### What to produce
Pull out every line with the word "código".

### Data rows
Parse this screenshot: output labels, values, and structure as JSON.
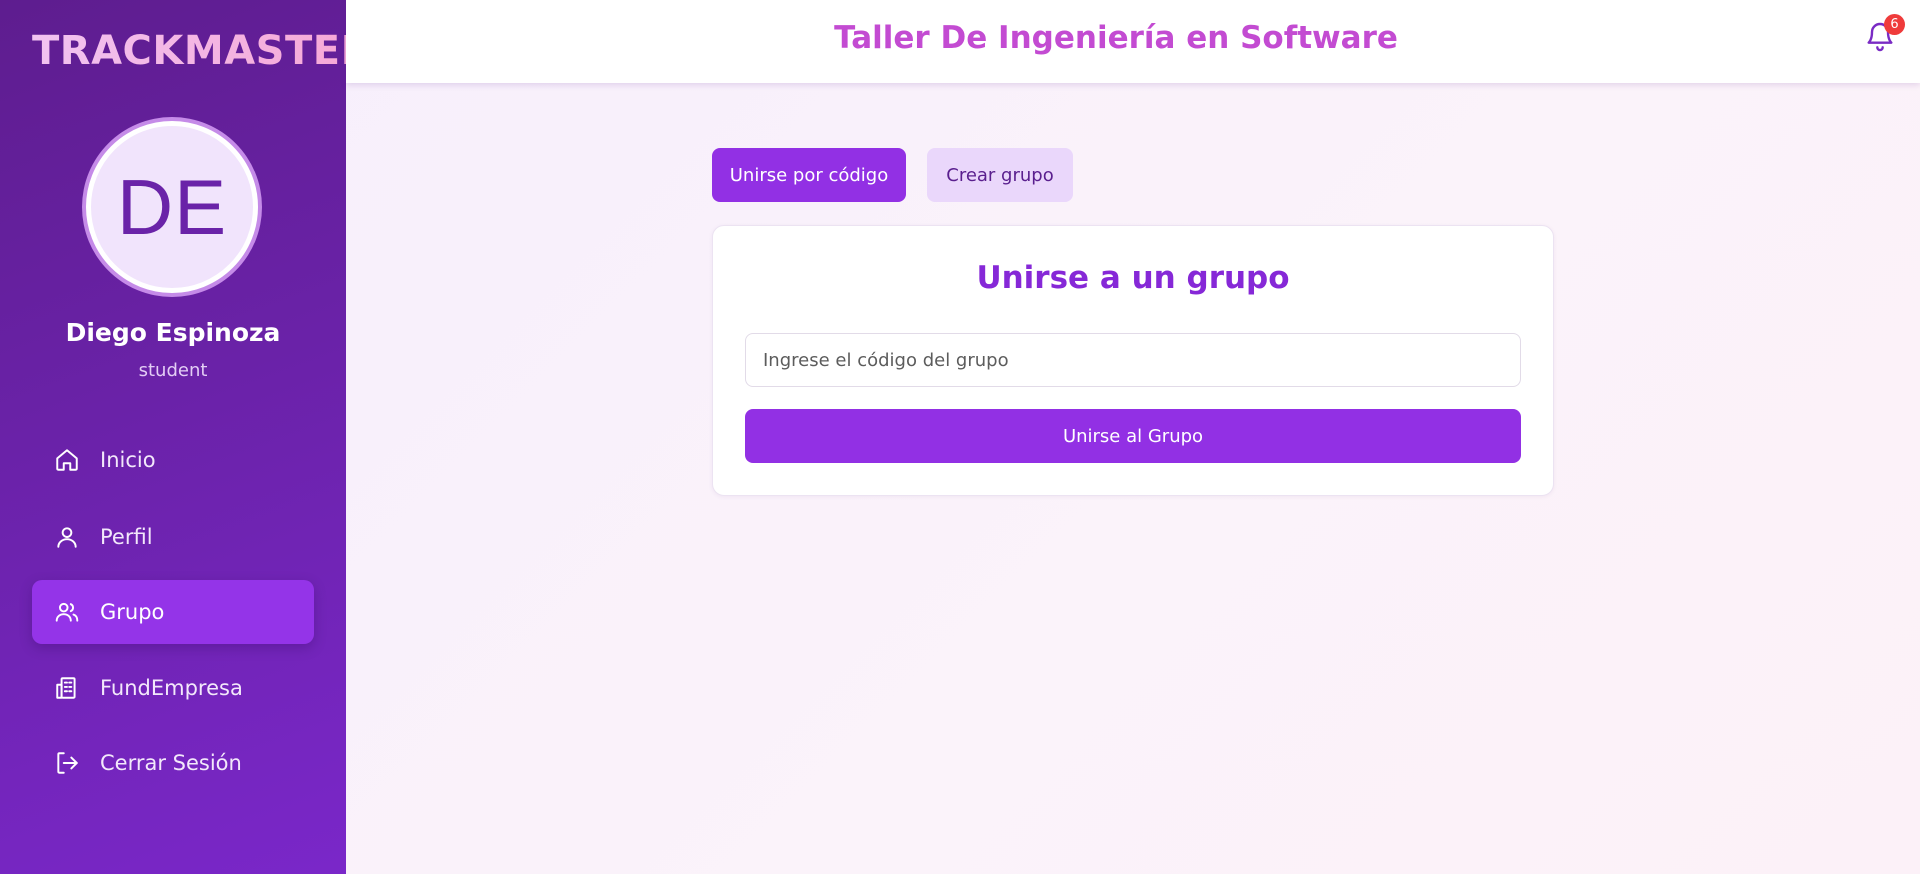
{
  "sidebar": {
    "brand": "TRACKMASTER",
    "avatar_initials": "DE",
    "user_name": "Diego Espinoza",
    "user_role": "student",
    "items": [
      {
        "label": "Inicio",
        "icon": "home-icon"
      },
      {
        "label": "Perfil",
        "icon": "user-icon"
      },
      {
        "label": "Grupo",
        "icon": "users-icon",
        "active": true
      },
      {
        "label": "FundEmpresa",
        "icon": "building-icon"
      },
      {
        "label": "Cerrar Sesión",
        "icon": "logout-icon"
      }
    ]
  },
  "header": {
    "title": "Taller De Ingeniería en Software",
    "notification_count": "6"
  },
  "tabs": {
    "join_label": "Unirse por código",
    "create_label": "Crear grupo"
  },
  "card": {
    "title": "Unirse a un grupo",
    "input_placeholder": "Ingrese el código del grupo",
    "input_value": "",
    "button_label": "Unirse al Grupo"
  },
  "colors": {
    "sidebar": "#6a22a8",
    "accent": "#9230e4",
    "title": "#c34bd2",
    "badge": "#ef3b3b"
  }
}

### Final result
    "join_label": "Unirse por código",
    "input_placeholder": "Ingrese el código del grupo",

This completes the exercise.